- **Task details**:
Write out each line word for word. Drop pictures.

- **Data provided**:
==================================================
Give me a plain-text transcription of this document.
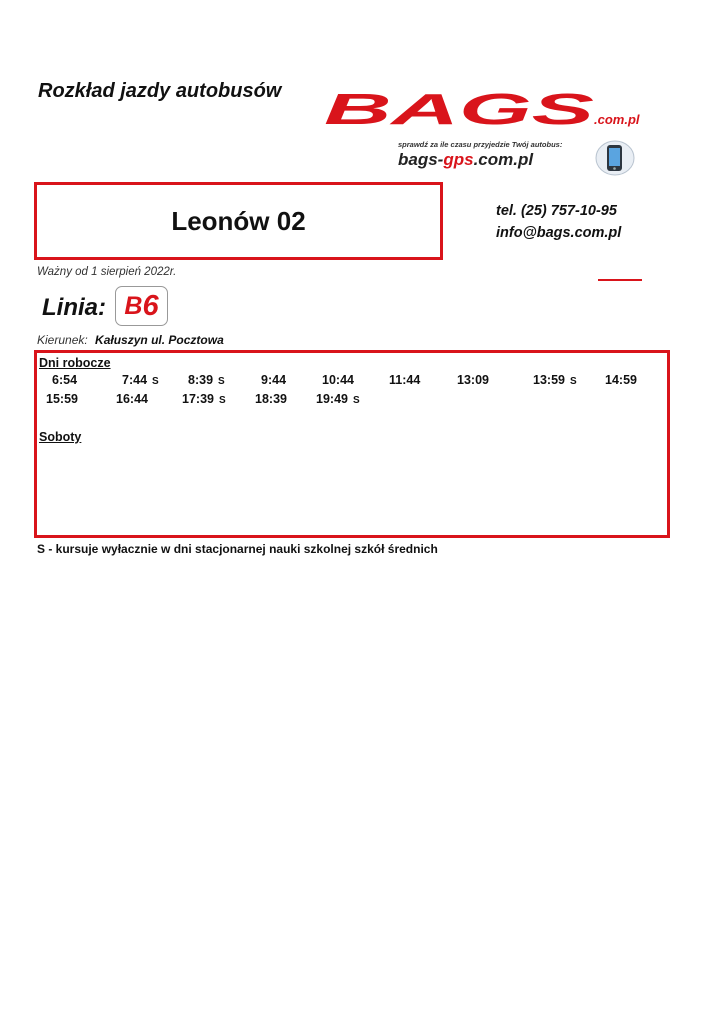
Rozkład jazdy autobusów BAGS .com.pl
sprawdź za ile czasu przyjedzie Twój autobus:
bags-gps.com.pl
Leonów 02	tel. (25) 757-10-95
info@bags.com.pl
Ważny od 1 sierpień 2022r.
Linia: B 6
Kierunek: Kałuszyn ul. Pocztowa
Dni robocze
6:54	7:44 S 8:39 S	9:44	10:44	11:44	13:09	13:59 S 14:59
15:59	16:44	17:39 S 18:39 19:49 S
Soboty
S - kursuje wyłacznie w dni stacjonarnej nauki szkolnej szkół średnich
==================================================
- **Result for this exercise**:
Give me a plain-text transcription of this document.
Rozkład jazdy autobusów BAGS .com.pl
sprawdź za ile czasu przyjedzie Twój autobus:
bags-gps.com.pl
Leonów 02	tel. (25) 757-10-95
info@bags.com.pl
Ważny od 1 sierpień 2022r.
Linia: B 6
Kierunek: Kałuszyn ul. Pocztowa
Dni robocze
6:54	7:44 S 8:39 S	9:44	10:44	11:44	13:09	13:59 S 14:59
15:59	16:44	17:39 S 18:39 19:49 S
Soboty
S - kursuje wyłacznie w dni stacjonarnej nauki szkolnej szkół średnich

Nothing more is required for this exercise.